— start PROVIDED DATA —

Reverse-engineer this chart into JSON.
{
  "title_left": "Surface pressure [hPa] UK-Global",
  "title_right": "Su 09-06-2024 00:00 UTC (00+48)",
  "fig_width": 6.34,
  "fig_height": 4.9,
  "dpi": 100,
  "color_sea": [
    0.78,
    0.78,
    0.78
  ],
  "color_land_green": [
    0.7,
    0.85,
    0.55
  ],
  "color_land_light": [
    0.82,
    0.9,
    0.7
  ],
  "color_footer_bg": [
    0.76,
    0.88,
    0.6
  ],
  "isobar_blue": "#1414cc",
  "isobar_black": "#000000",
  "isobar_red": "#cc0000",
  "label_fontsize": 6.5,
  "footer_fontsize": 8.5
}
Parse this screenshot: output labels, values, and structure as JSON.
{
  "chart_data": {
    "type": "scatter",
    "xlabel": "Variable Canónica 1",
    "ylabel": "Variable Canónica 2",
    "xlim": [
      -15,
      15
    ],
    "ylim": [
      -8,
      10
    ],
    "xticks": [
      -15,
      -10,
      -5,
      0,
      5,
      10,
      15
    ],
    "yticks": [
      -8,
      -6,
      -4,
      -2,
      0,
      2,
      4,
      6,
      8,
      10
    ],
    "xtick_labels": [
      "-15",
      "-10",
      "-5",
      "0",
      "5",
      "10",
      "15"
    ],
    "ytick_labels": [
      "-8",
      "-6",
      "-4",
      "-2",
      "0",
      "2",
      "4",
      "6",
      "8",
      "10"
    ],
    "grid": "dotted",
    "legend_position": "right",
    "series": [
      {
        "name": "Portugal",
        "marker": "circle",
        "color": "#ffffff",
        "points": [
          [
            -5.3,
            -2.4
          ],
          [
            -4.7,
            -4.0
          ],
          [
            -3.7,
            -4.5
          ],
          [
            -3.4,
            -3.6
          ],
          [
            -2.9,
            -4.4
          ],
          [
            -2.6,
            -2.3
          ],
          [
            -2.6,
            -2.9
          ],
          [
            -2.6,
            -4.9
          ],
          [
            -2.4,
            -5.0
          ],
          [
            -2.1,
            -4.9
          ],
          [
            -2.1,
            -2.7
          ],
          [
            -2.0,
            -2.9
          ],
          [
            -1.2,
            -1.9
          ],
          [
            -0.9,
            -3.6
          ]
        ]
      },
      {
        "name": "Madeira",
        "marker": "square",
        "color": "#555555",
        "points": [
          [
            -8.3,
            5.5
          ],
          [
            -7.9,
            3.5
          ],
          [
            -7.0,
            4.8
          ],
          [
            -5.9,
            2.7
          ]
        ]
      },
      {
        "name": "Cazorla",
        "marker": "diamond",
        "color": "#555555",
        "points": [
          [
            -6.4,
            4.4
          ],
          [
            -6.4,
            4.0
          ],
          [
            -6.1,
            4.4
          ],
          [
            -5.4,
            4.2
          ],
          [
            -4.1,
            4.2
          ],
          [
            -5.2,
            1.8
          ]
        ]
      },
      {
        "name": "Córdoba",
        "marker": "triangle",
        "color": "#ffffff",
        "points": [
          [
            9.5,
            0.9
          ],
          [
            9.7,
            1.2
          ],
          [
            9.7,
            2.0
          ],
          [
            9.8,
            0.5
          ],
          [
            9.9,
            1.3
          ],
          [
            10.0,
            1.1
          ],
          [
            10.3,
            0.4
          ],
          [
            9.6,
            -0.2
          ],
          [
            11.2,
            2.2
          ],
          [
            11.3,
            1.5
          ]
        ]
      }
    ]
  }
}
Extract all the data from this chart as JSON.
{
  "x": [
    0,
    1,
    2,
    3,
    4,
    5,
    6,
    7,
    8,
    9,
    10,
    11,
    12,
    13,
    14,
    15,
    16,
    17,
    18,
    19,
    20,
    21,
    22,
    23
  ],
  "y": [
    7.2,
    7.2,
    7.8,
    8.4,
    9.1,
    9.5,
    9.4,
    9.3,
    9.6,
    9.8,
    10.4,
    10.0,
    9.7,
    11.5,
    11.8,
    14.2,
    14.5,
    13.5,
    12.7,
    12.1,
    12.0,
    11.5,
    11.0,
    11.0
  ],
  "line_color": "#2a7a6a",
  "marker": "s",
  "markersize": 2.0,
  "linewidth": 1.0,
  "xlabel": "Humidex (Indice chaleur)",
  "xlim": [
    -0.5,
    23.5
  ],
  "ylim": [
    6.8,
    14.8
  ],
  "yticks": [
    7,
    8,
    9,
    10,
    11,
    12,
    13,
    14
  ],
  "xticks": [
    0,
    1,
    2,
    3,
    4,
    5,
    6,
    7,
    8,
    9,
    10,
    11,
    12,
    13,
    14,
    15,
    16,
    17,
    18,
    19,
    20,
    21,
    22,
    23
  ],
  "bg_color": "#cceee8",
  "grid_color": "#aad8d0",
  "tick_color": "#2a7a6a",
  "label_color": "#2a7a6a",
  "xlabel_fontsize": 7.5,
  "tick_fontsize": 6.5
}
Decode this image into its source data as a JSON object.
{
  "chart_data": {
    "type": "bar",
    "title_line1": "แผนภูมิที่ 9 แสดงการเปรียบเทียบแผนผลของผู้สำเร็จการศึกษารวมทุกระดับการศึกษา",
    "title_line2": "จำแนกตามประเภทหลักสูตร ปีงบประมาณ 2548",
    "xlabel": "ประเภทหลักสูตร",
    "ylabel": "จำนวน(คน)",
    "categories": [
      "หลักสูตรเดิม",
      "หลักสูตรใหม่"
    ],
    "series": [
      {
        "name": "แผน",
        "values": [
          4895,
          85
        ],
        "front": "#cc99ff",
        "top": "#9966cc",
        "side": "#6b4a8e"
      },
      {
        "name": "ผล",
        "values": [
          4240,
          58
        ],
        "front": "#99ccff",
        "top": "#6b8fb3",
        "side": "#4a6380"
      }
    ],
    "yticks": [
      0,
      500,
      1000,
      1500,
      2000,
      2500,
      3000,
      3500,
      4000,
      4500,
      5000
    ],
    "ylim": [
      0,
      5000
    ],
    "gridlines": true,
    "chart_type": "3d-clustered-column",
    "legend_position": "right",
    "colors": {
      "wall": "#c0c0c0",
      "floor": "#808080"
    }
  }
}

— end PROVIDED DATA —

▶ TASK TO CARRY OUT
Retype the listing exactly, in full.

▶ RESPONSE TO THIS TASK
Reverse-engineer this chart into JSON.
{
  "title_left": "Surface pressure [hPa] UK-Global",
  "title_right": "Su 09-06-2024 00:00 UTC (00+48)",
  "fig_width": 6.34,
  "fig_height": 4.9,
  "dpi": 100,
  "color_sea": [
    0.78,
    0.78,
    0.78
  ],
  "color_land_green": [
    0.7,
    0.85,
    0.55
  ],
  "color_land_light": [
    0.82,
    0.9,
    0.7
  ],
  "color_footer_bg": [
    0.76,
    0.88,
    0.6
  ],
  "isobar_blue": "#1414cc",
  "isobar_black": "#000000",
  "isobar_red": "#cc0000",
  "label_fontsize": 6.5,
  "footer_fontsize": 8.5
}
Parse this screenshot: output labels, values, and structure as JSON.
{
  "chart_data": {
    "type": "scatter",
    "xlabel": "Variable Canónica 1",
    "ylabel": "Variable Canónica 2",
    "xlim": [
      -15,
      15
    ],
    "ylim": [
      -8,
      10
    ],
    "xticks": [
      -15,
      -10,
      -5,
      0,
      5,
      10,
      15
    ],
    "yticks": [
      -8,
      -6,
      -4,
      -2,
      0,
      2,
      4,
      6,
      8,
      10
    ],
    "xtick_labels": [
      "-15",
      "-10",
      "-5",
      "0",
      "5",
      "10",
      "15"
    ],
    "ytick_labels": [
      "-8",
      "-6",
      "-4",
      "-2",
      "0",
      "2",
      "4",
      "6",
      "8",
      "10"
    ],
    "grid": "dotted",
    "legend_position": "right",
    "series": [
      {
        "name": "Portugal",
        "marker": "circle",
        "color": "#ffffff",
        "points": [
          [
            -5.3,
            -2.4
          ],
          [
            -4.7,
            -4.0
          ],
          [
            -3.7,
            -4.5
          ],
          [
            -3.4,
            -3.6
          ],
          [
            -2.9,
            -4.4
          ],
          [
            -2.6,
            -2.3
          ],
          [
            -2.6,
            -2.9
          ],
          [
            -2.6,
            -4.9
          ],
          [
            -2.4,
            -5.0
          ],
          [
            -2.1,
            -4.9
          ],
          [
            -2.1,
            -2.7
          ],
          [
            -2.0,
            -2.9
          ],
          [
            -1.2,
            -1.9
          ],
          [
            -0.9,
            -3.6
          ]
        ]
      },
      {
        "name": "Madeira",
        "marker": "square",
        "color": "#555555",
        "points": [
          [
            -8.3,
            5.5
          ],
          [
            -7.9,
            3.5
          ],
          [
            -7.0,
            4.8
          ],
          [
            -5.9,
            2.7
          ]
        ]
      },
      {
        "name": "Cazorla",
        "marker": "diamond",
        "color": "#555555",
        "points": [
          [
            -6.4,
            4.4
          ],
          [
            -6.4,
            4.0
          ],
          [
            -6.1,
            4.4
          ],
          [
            -5.4,
            4.2
          ],
          [
            -4.1,
            4.2
          ],
          [
            -5.2,
            1.8
          ]
        ]
      },
      {
        "name": "Córdoba",
        "marker": "triangle",
        "color": "#ffffff",
        "points": [
          [
            9.5,
            0.9
          ],
          [
            9.7,
            1.2
          ],
          [
            9.7,
            2.0
          ],
          [
            9.8,
            0.5
          ],
          [
            9.9,
            1.3
          ],
          [
            10.0,
            1.1
          ],
          [
            10.3,
            0.4
          ],
          [
            9.6,
            -0.2
          ],
          [
            11.2,
            2.2
          ],
          [
            11.3,
            1.5
          ]
        ]
      }
    ]
  }
}
Extract all the data from this chart as JSON.
{
  "x": [
    0,
    1,
    2,
    3,
    4,
    5,
    6,
    7,
    8,
    9,
    10,
    11,
    12,
    13,
    14,
    15,
    16,
    17,
    18,
    19,
    20,
    21,
    22,
    23
  ],
  "y": [
    7.2,
    7.2,
    7.8,
    8.4,
    9.1,
    9.5,
    9.4,
    9.3,
    9.6,
    9.8,
    10.4,
    10.0,
    9.7,
    11.5,
    11.8,
    14.2,
    14.5,
    13.5,
    12.7,
    12.1,
    12.0,
    11.5,
    11.0,
    11.0
  ],
  "line_color": "#2a7a6a",
  "marker": "s",
  "markersize": 2.0,
  "linewidth": 1.0,
  "xlabel": "Humidex (Indice chaleur)",
  "xlim": [
    -0.5,
    23.5
  ],
  "ylim": [
    6.8,
    14.8
  ],
  "yticks": [
    7,
    8,
    9,
    10,
    11,
    12,
    13,
    14
  ],
  "xticks": [
    0,
    1,
    2,
    3,
    4,
    5,
    6,
    7,
    8,
    9,
    10,
    11,
    12,
    13,
    14,
    15,
    16,
    17,
    18,
    19,
    20,
    21,
    22,
    23
  ],
  "bg_color": "#cceee8",
  "grid_color": "#aad8d0",
  "tick_color": "#2a7a6a",
  "label_color": "#2a7a6a",
  "xlabel_fontsize": 7.5,
  "tick_fontsize": 6.5
}
Decode this image into its source data as a JSON object.
{
  "chart_data": {
    "type": "bar",
    "title_line1": "แผนภูมิที่ 9 แสดงการเปรียบเทียบแผนผลของผู้สำเร็จการศึกษารวมทุกระดับการศึกษา",
    "title_line2": "จำแนกตามประเภทหลักสูตร ปีงบประมาณ 2548",
    "xlabel": "ประเภทหลักสูตร",
    "ylabel": "จำนวน(คน)",
    "categories": [
      "หลักสูตรเดิม",
      "หลักสูตรใหม่"
    ],
    "series": [
      {
        "name": "แผน",
        "values": [
          4895,
          85
        ],
        "front": "#cc99ff",
        "top": "#9966cc",
        "side": "#6b4a8e"
      },
      {
        "name": "ผล",
        "values": [
          4240,
          58
        ],
        "front": "#99ccff",
        "top": "#6b8fb3",
        "side": "#4a6380"
      }
    ],
    "yticks": [
      0,
      500,
      1000,
      1500,
      2000,
      2500,
      3000,
      3500,
      4000,
      4500,
      5000
    ],
    "ylim": [
      0,
      5000
    ],
    "gridlines": true,
    "chart_type": "3d-clustered-column",
    "legend_position": "right",
    "colors": {
      "wall": "#c0c0c0",
      "floor": "#808080"
    }
  }
}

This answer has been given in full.